--- start of Selected text ---

After high school I was accepted to Northern Arizona University where I studied Computer Information Systems as a student in the Business College. Major milestones include:
- Exposure to more programming languages including C#, PHP, and expanded my knowledge of HTML/CSS/JS. This exposure included several programming projects too numerous to mention. Highlights include a MP3 Streaming Client-Server Suite, and a BlackJack game whose purpose was to perfectly emulate casino play.
- A business class called BizBlock in which your group was tasked with coming up with a business idea, doing research, market analysis, developing an extensive business plan, building presentations, and presenting those to a group of actual investors. We came in first place out of ten teams and ended up with a 94 page business plan. Our idea was a way for bike hobbyists to socially interact by swapping customizable bike parts.
- Spent a summer doing phone tech support for AT&T DSL.
- Spent a summer doing web application development for NAU’s College of Business.
During the time through high school and college I continued to explore the computing world. After junior year at NAU I won an highly sought-after year-long internship working in the datacenter of the organization I am still with. The internship allowed me to get great real world experience working with technical individuals, servers, Active Directory, and the physical aspects of the datacenter.

--- end of Selected text ---
--- start of Data supplied ---

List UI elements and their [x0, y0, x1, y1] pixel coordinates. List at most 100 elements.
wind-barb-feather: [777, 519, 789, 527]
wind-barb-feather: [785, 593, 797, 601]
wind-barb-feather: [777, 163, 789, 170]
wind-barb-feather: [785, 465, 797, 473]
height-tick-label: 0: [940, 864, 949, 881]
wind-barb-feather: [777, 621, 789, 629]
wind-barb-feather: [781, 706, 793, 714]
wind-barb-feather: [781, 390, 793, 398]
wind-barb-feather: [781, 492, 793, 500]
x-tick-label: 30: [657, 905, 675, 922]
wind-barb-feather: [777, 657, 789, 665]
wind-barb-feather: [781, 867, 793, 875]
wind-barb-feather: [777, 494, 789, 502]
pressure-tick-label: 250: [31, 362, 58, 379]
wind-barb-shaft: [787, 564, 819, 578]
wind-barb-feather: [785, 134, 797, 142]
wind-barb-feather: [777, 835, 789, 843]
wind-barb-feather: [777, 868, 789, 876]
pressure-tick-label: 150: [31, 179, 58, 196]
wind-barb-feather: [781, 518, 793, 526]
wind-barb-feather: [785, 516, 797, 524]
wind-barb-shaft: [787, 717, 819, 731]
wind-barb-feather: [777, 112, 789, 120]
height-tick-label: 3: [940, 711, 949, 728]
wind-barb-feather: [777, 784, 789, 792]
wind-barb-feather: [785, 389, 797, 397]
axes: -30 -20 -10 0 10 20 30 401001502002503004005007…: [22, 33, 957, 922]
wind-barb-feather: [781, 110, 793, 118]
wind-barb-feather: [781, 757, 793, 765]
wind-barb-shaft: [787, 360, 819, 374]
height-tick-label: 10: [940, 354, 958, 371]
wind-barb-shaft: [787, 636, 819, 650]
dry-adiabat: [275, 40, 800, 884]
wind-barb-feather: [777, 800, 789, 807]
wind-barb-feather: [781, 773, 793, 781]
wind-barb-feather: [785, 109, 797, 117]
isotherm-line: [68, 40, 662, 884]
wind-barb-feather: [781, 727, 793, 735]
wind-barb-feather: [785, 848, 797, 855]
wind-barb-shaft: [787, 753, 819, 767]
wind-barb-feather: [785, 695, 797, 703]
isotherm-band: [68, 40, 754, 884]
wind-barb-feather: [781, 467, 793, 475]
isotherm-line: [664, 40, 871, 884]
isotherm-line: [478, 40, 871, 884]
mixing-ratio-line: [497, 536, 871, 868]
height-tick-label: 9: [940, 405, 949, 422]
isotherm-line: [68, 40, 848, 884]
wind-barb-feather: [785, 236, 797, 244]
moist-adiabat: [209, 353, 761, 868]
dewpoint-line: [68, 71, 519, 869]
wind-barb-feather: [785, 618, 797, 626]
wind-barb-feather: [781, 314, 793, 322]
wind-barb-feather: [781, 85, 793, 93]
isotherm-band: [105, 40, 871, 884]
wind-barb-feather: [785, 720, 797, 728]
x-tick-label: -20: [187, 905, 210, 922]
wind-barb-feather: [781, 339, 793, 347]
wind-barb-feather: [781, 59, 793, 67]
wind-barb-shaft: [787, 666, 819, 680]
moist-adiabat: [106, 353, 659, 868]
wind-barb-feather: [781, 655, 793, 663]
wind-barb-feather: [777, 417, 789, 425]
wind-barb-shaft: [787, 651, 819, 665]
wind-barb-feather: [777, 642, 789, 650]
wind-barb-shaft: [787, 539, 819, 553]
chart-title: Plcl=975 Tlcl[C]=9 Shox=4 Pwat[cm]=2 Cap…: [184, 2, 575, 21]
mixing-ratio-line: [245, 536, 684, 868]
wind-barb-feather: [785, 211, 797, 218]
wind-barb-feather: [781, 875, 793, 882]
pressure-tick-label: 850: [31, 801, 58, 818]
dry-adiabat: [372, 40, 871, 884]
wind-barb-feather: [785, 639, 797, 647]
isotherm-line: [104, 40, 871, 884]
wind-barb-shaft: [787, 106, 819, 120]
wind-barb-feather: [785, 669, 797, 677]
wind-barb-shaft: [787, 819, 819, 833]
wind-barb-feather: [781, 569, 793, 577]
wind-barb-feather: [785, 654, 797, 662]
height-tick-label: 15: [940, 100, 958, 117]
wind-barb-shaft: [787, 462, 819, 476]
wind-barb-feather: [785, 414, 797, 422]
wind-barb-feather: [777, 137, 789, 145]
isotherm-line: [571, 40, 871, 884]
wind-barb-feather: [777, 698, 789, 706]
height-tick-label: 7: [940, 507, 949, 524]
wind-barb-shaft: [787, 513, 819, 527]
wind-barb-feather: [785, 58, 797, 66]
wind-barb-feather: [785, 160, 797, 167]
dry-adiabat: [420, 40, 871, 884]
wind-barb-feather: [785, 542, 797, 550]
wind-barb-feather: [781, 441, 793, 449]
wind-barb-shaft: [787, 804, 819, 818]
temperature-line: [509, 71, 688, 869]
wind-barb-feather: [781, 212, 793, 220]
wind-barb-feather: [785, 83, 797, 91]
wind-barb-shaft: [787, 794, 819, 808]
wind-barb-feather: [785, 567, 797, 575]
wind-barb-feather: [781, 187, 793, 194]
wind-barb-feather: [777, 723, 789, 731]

--- end of Data supplied ---

**To be done**
• a. In the records, substitute "barb-tick" for "wind-barb-feather" throughout the lines from the start of the records up to and including the line with "height-tick-label: 0: [940, 864, 949, 881]". Return only those lines, leaving everything else unchanged.
• b. Pick up the Northern Arizona University text after its final sentence and continue it for a few sentences in the same voice.
The text and the records were drawn from separate, unrelated sources.

**Answers to the exercises**
• a.
List UI elements and their [x0, y0, x1, y1] pixel coordinates. List at most 100 elements.
barb-tick: [777, 519, 789, 527]
barb-tick: [785, 593, 797, 601]
barb-tick: [777, 163, 789, 170]
barb-tick: [785, 465, 797, 473]
height-tick-label: 0: [940, 864, 949, 881]

• b.
Once my internship ended I applied for a full time position at the same organization as part of their “Desktop Automation” team. This role involved planning, automating, and executing software rollouts for the entire organization.
After ~2 years in that role I took an opening with the same organization as a Linux Systems Administrator. I also work on a lot of peripheral projects and technologies including VMware vSphere, SAN and NAS Storage, Server/Systems Monitoring, Puppet, and Amazon Web Services.
During my role as a Linux SysAdmin I became involved in a project to explore Amazon Web Services and how our organization could benefit from the public cloud. After a year of on-and-off experimentation a became a founding member of a team that was formed to build our cloud environment on AWS.